§ **DO THIS**: Can you output the material exactly as written, minus any pictures it holds?

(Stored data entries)
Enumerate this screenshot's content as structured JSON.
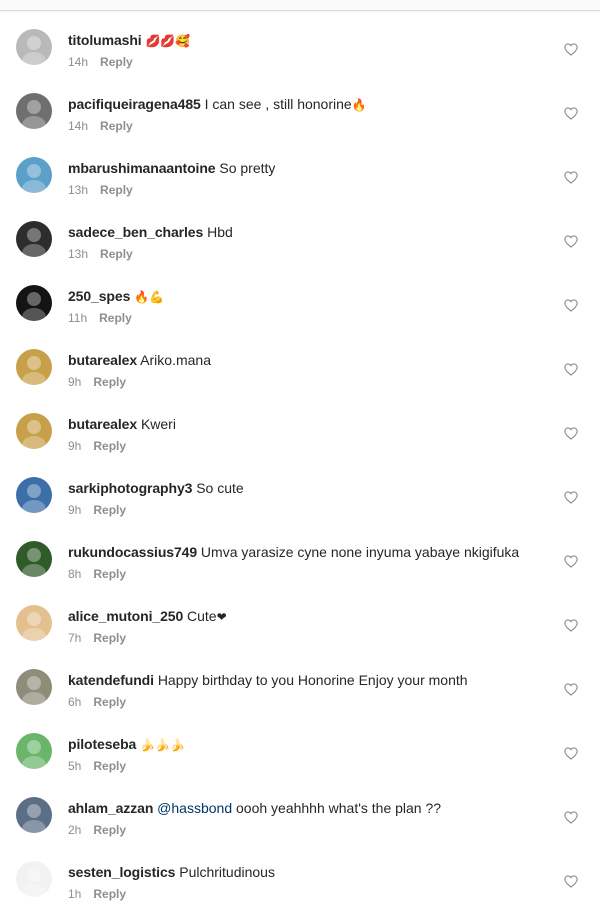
{
  "comments": [
    {
      "username": "titolumashi",
      "text": "",
      "emoji": "💋💋🥰",
      "time": "14h",
      "reply": "Reply",
      "avatar_color": "#b9b9b9"
    },
    {
      "username": "pacifiqueiragena485",
      "text": "I can see , still honorine",
      "emoji": "🔥",
      "time": "14h",
      "reply": "Reply",
      "avatar_color": "#6f6f6f"
    },
    {
      "username": "mbarushimanaantoine",
      "text": "So pretty",
      "emoji": "",
      "time": "13h",
      "reply": "Reply",
      "avatar_color": "#5aa0c8"
    },
    {
      "username": "sadece_ben_charles",
      "text": "Hbd",
      "emoji": "",
      "time": "13h",
      "reply": "Reply",
      "avatar_color": "#2d2d2d"
    },
    {
      "username": "250_spes",
      "text": "",
      "emoji": "🔥💪",
      "time": "11h",
      "reply": "Reply",
      "avatar_color": "#141414"
    },
    {
      "username": "butarealex",
      "text": "Ariko.mana",
      "emoji": "",
      "time": "9h",
      "reply": "Reply",
      "avatar_color": "#c9a04a"
    },
    {
      "username": "butarealex",
      "text": "Kweri",
      "emoji": "",
      "time": "9h",
      "reply": "Reply",
      "avatar_color": "#c9a04a"
    },
    {
      "username": "sarkiphotography3",
      "text": "So cute",
      "emoji": "",
      "time": "9h",
      "reply": "Reply",
      "avatar_color": "#3c6fa8"
    },
    {
      "username": "rukundocassius749",
      "text": "Umva yarasize cyne none inyuma yabaye nkigifuka",
      "emoji": "",
      "time": "8h",
      "reply": "Reply",
      "avatar_color": "#2f5a2a"
    },
    {
      "username": "alice_mutoni_250",
      "text": "Cute",
      "emoji": "❤",
      "time": "7h",
      "reply": "Reply",
      "avatar_color": "#e4c08e"
    },
    {
      "username": "katendefundi",
      "text": "Happy birthday to you Honorine  Enjoy your month",
      "emoji": "",
      "time": "6h",
      "reply": "Reply",
      "avatar_color": "#8d8d7a"
    },
    {
      "username": "piloteseba",
      "text": "",
      "emoji": "🍌🍌🍌",
      "time": "5h",
      "reply": "Reply",
      "avatar_color": "#6ab56a"
    },
    {
      "username": "ahlam_azzan",
      "text": "oooh yeahhhh what's the plan ??",
      "mention": "@hassbond",
      "emoji": "",
      "time": "2h",
      "reply": "Reply",
      "avatar_color": "#5c6e86"
    },
    {
      "username": "sesten_logistics",
      "text": "Pulchritudinous",
      "emoji": "",
      "time": "1h",
      "reply": "Reply",
      "avatar_color": "#f2f2f2"
    }
  ],
  "colors": {
    "text": "#262626",
    "meta": "#8e8e8e",
    "mention": "#003569",
    "heart_stroke": "#8e8e8e"
  },
  "icons": {
    "like": "heart-outline-icon"
  }
}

§ **SOLUTION TO THE PROBLEM**:
Enumerate this screenshot's content as structured JSON.
{
  "comments": [
    {
      "username": "titolumashi",
      "text": "",
      "emoji": "💋💋🥰",
      "time": "14h",
      "reply": "Reply",
      "avatar_color": "#b9b9b9"
    },
    {
      "username": "pacifiqueiragena485",
      "text": "I can see , still honorine",
      "emoji": "🔥",
      "time": "14h",
      "reply": "Reply",
      "avatar_color": "#6f6f6f"
    },
    {
      "username": "mbarushimanaantoine",
      "text": "So pretty",
      "emoji": "",
      "time": "13h",
      "reply": "Reply",
      "avatar_color": "#5aa0c8"
    },
    {
      "username": "sadece_ben_charles",
      "text": "Hbd",
      "emoji": "",
      "time": "13h",
      "reply": "Reply",
      "avatar_color": "#2d2d2d"
    },
    {
      "username": "250_spes",
      "text": "",
      "emoji": "🔥💪",
      "time": "11h",
      "reply": "Reply",
      "avatar_color": "#141414"
    },
    {
      "username": "butarealex",
      "text": "Ariko.mana",
      "emoji": "",
      "time": "9h",
      "reply": "Reply",
      "avatar_color": "#c9a04a"
    },
    {
      "username": "butarealex",
      "text": "Kweri",
      "emoji": "",
      "time": "9h",
      "reply": "Reply",
      "avatar_color": "#c9a04a"
    },
    {
      "username": "sarkiphotography3",
      "text": "So cute",
      "emoji": "",
      "time": "9h",
      "reply": "Reply",
      "avatar_color": "#3c6fa8"
    },
    {
      "username": "rukundocassius749",
      "text": "Umva yarasize cyne none inyuma yabaye nkigifuka",
      "emoji": "",
      "time": "8h",
      "reply": "Reply",
      "avatar_color": "#2f5a2a"
    },
    {
      "username": "alice_mutoni_250",
      "text": "Cute",
      "emoji": "❤",
      "time": "7h",
      "reply": "Reply",
      "avatar_color": "#e4c08e"
    },
    {
      "username": "katendefundi",
      "text": "Happy birthday to you Honorine  Enjoy your month",
      "emoji": "",
      "time": "6h",
      "reply": "Reply",
      "avatar_color": "#8d8d7a"
    },
    {
      "username": "piloteseba",
      "text": "",
      "emoji": "🍌🍌🍌",
      "time": "5h",
      "reply": "Reply",
      "avatar_color": "#6ab56a"
    },
    {
      "username": "ahlam_azzan",
      "text": "oooh yeahhhh what's the plan ??",
      "mention": "@hassbond",
      "emoji": "",
      "time": "2h",
      "reply": "Reply",
      "avatar_color": "#5c6e86"
    },
    {
      "username": "sesten_logistics",
      "text": "Pulchritudinous",
      "emoji": "",
      "time": "1h",
      "reply": "Reply",
      "avatar_color": "#f2f2f2"
    }
  ],
  "colors": {
    "text": "#262626",
    "meta": "#8e8e8e",
    "mention": "#003569",
    "heart_stroke": "#8e8e8e"
  },
  "icons": {
    "like": "heart-outline-icon"
  }
}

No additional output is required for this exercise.